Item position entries
— START —
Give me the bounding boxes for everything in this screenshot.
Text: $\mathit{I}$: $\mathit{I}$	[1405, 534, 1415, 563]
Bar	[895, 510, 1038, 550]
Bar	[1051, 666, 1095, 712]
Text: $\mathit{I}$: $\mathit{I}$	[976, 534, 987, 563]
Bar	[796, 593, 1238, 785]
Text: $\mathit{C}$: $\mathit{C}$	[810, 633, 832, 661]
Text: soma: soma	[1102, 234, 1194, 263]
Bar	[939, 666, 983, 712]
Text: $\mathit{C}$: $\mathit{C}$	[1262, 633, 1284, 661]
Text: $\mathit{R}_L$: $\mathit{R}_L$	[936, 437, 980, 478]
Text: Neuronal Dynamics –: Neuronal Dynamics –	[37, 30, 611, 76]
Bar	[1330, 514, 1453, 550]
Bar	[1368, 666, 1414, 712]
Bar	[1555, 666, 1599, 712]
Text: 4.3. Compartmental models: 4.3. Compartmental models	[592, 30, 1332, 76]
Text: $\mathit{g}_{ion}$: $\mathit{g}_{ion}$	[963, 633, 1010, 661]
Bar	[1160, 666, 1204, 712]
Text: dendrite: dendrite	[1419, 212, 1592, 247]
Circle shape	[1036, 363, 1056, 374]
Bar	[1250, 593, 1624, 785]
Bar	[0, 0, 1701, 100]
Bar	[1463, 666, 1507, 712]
— END —
▸ **AIM**
Put every line of the listing above into a numbered list, leaving out any blank lines.

▸ **ANSWER**
1. Give me the bounding boxes for everything in this screenshot.
2. Text: $\mathit{I}$: $\mathit{I}$	[1405, 534, 1415, 563]
3. Bar	[895, 510, 1038, 550]
4. Bar	[1051, 666, 1095, 712]
5. Text: $\mathit{I}$: $\mathit{I}$	[976, 534, 987, 563]
6. Bar	[796, 593, 1238, 785]
7. Text: $\mathit{C}$: $\mathit{C}$	[810, 633, 832, 661]
8. Text: soma: soma	[1102, 234, 1194, 263]
9. Bar	[939, 666, 983, 712]
10. Text: $\mathit{C}$: $\mathit{C}$	[1262, 633, 1284, 661]
11. Text: $\mathit{R}_L$: $\mathit{R}_L$	[936, 437, 980, 478]
12. Text: Neuronal Dynamics –: Neuronal Dynamics –	[37, 30, 611, 76]
13. Bar	[1330, 514, 1453, 550]
14. Bar	[1368, 666, 1414, 712]
15. Bar	[1555, 666, 1599, 712]
16. Text: 4.3. Compartmental models: 4.3. Compartmental models	[592, 30, 1332, 76]
17. Text: $\mathit{g}_{ion}$: $\mathit{g}_{ion}$	[963, 633, 1010, 661]
18. Bar	[1160, 666, 1204, 712]
19. Text: dendrite: dendrite	[1419, 212, 1592, 247]
20. Circle shape	[1036, 363, 1056, 374]
21. Bar	[1250, 593, 1624, 785]
22. Bar	[0, 0, 1701, 100]
23. Bar	[1463, 666, 1507, 712]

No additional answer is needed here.